REQUIRED WORK:
Repeat the listing exactly as given, omitting every image.

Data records
## begin

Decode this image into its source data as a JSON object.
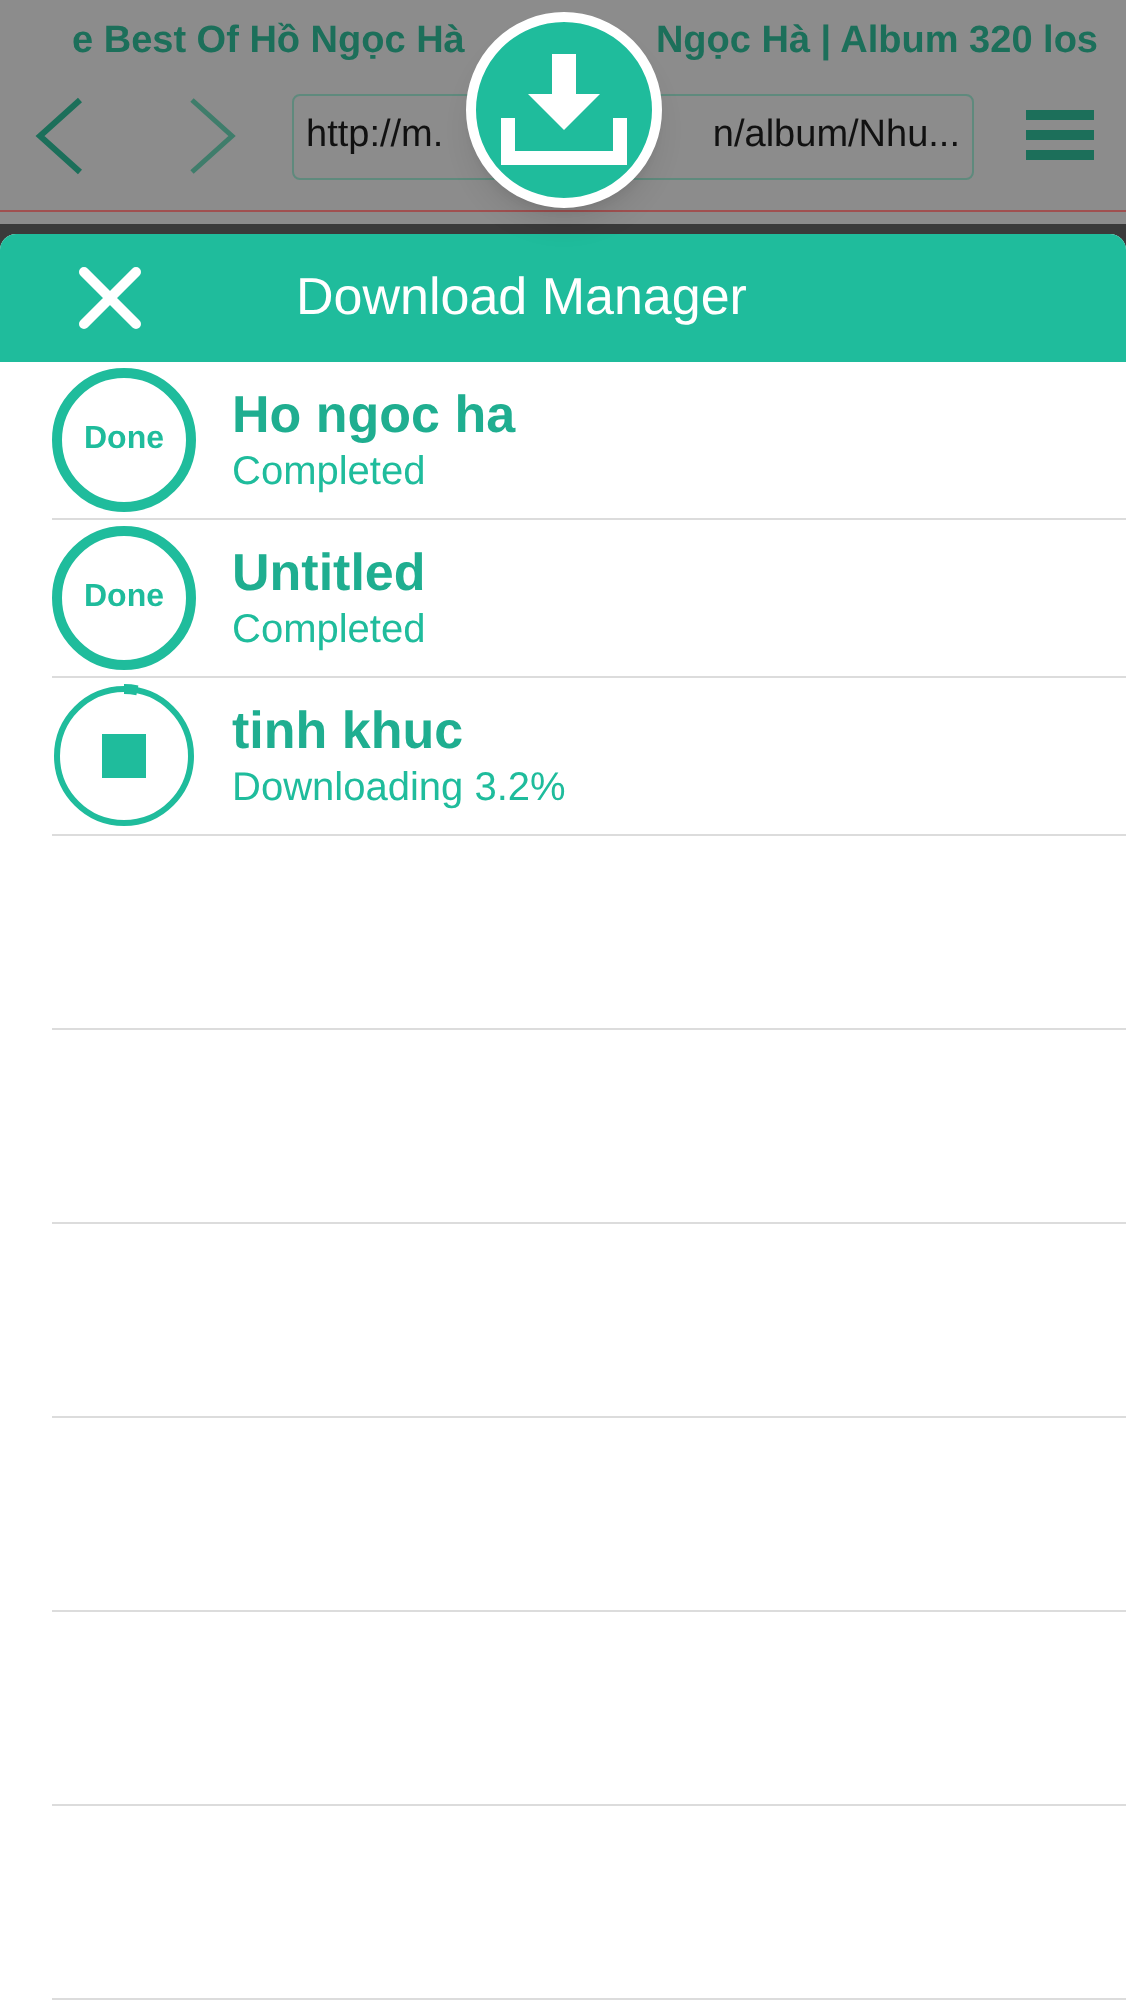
{
  "browser": {
    "title_left": "e Best Of Hồ Ngọc Hà",
    "title_right": "Ngọc Hà | Album 320 los",
    "url_left": "http://m.",
    "url_right": "n/album/Nhu..."
  },
  "download_manager": {
    "title": "Download Manager",
    "items": [
      {
        "kind": "done",
        "badge": "Done",
        "name": "Ho ngoc ha",
        "status": "Completed"
      },
      {
        "kind": "done",
        "badge": "Done",
        "name": "Untitled",
        "status": "Completed"
      },
      {
        "kind": "downloading",
        "name": "tinh khuc",
        "status": "Downloading 3.2%",
        "level": 0.032
      }
    ]
  }
}
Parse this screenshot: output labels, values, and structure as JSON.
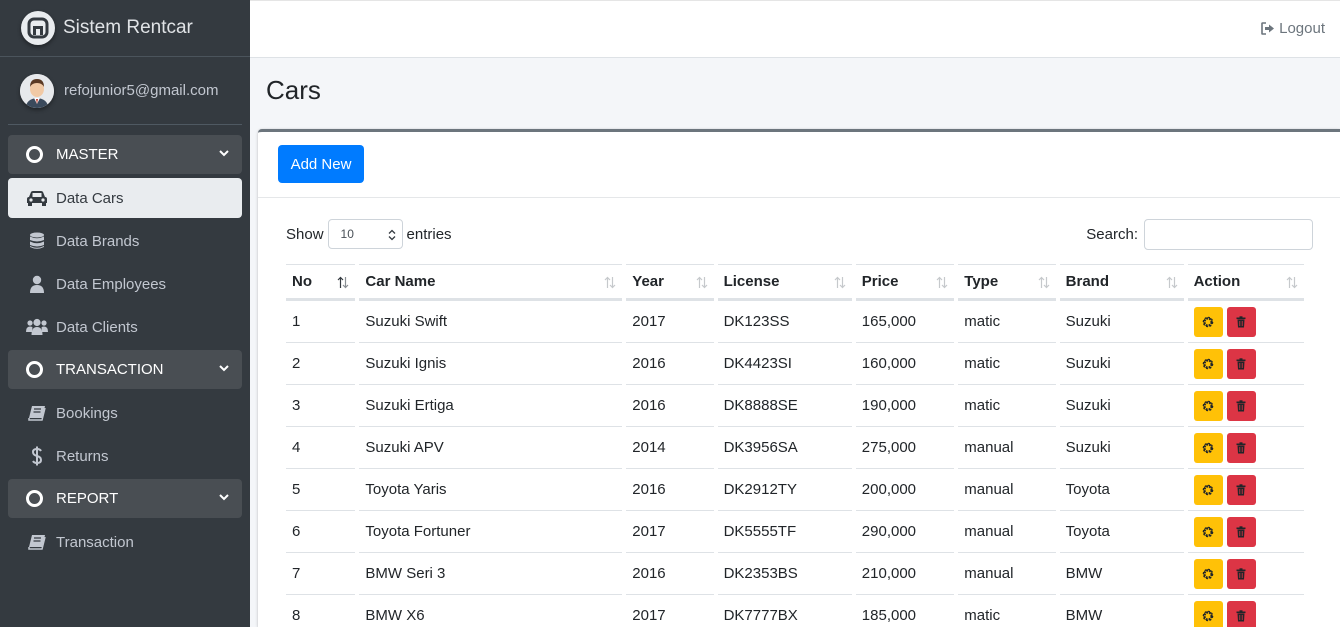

## end

RESULT OF THIS TASK:
Decode this image into its source data as a JSON object.
{
  "browser": {
    "title_left": "e Best Of Hồ Ngọc Hà",
    "title_right": "Ngọc Hà | Album 320 los",
    "url_left": "http://m.",
    "url_right": "n/album/Nhu..."
  },
  "download_manager": {
    "title": "Download Manager",
    "items": [
      {
        "kind": "done",
        "badge": "Done",
        "name": "Ho ngoc ha",
        "status": "Completed"
      },
      {
        "kind": "done",
        "badge": "Done",
        "name": "Untitled",
        "status": "Completed"
      },
      {
        "kind": "downloading",
        "name": "tinh khuc",
        "status": "Downloading 3.2%",
        "level": 0.032
      }
    ]
  }
}
Parse this screenshot: output labels, values, and structure as JSON.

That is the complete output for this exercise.